■ **Task data**
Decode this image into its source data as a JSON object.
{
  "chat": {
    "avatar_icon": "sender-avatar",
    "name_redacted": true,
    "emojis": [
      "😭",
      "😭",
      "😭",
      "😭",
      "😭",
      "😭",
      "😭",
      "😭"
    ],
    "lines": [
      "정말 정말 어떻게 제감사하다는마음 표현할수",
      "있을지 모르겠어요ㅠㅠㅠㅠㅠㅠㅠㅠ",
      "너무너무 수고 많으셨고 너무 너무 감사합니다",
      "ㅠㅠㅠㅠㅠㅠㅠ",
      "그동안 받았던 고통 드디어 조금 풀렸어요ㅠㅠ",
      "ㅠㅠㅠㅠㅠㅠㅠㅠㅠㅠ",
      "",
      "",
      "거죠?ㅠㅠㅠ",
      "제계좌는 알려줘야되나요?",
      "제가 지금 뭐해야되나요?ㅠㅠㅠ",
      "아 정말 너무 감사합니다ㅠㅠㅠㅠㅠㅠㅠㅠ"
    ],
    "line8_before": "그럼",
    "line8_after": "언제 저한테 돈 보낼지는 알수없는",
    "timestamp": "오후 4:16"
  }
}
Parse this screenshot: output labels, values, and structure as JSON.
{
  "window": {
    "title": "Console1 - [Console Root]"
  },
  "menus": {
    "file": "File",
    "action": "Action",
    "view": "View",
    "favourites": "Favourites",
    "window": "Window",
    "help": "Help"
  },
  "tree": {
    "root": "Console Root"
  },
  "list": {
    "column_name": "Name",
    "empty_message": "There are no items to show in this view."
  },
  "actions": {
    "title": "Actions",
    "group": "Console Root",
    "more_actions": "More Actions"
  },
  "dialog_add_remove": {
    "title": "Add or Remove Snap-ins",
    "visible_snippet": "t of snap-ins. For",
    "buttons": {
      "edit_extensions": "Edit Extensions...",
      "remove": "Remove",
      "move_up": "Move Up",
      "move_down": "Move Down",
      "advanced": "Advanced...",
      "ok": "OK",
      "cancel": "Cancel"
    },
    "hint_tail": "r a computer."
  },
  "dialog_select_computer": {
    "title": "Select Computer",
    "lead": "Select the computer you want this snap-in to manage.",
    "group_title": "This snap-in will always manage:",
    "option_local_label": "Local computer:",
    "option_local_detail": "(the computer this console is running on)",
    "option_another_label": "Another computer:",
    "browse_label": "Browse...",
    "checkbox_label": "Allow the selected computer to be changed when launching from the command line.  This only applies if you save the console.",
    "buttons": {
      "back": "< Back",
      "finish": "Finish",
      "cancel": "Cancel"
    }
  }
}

■ **What is required**
Print the listing above in its entirety, with every line exact.

■ **Expected answer**
Decode this image into its source data as a JSON object.
{
  "chat": {
    "avatar_icon": "sender-avatar",
    "name_redacted": true,
    "emojis": [
      "😭",
      "😭",
      "😭",
      "😭",
      "😭",
      "😭",
      "😭",
      "😭"
    ],
    "lines": [
      "정말 정말 어떻게 제감사하다는마음 표현할수",
      "있을지 모르겠어요ㅠㅠㅠㅠㅠㅠㅠㅠ",
      "너무너무 수고 많으셨고 너무 너무 감사합니다",
      "ㅠㅠㅠㅠㅠㅠㅠ",
      "그동안 받았던 고통 드디어 조금 풀렸어요ㅠㅠ",
      "ㅠㅠㅠㅠㅠㅠㅠㅠㅠㅠ",
      "",
      "",
      "거죠?ㅠㅠㅠ",
      "제계좌는 알려줘야되나요?",
      "제가 지금 뭐해야되나요?ㅠㅠㅠ",
      "아 정말 너무 감사합니다ㅠㅠㅠㅠㅠㅠㅠㅠ"
    ],
    "line8_before": "그럼",
    "line8_after": "언제 저한테 돈 보낼지는 알수없는",
    "timestamp": "오후 4:16"
  }
}
Parse this screenshot: output labels, values, and structure as JSON.
{
  "window": {
    "title": "Console1 - [Console Root]"
  },
  "menus": {
    "file": "File",
    "action": "Action",
    "view": "View",
    "favourites": "Favourites",
    "window": "Window",
    "help": "Help"
  },
  "tree": {
    "root": "Console Root"
  },
  "list": {
    "column_name": "Name",
    "empty_message": "There are no items to show in this view."
  },
  "actions": {
    "title": "Actions",
    "group": "Console Root",
    "more_actions": "More Actions"
  },
  "dialog_add_remove": {
    "title": "Add or Remove Snap-ins",
    "visible_snippet": "t of snap-ins. For",
    "buttons": {
      "edit_extensions": "Edit Extensions...",
      "remove": "Remove",
      "move_up": "Move Up",
      "move_down": "Move Down",
      "advanced": "Advanced...",
      "ok": "OK",
      "cancel": "Cancel"
    },
    "hint_tail": "r a computer."
  },
  "dialog_select_computer": {
    "title": "Select Computer",
    "lead": "Select the computer you want this snap-in to manage.",
    "group_title": "This snap-in will always manage:",
    "option_local_label": "Local computer:",
    "option_local_detail": "(the computer this console is running on)",
    "option_another_label": "Another computer:",
    "browse_label": "Browse...",
    "checkbox_label": "Allow the selected computer to be changed when launching from the command line.  This only applies if you save the console.",
    "buttons": {
      "back": "< Back",
      "finish": "Finish",
      "cancel": "Cancel"
    }
  }
}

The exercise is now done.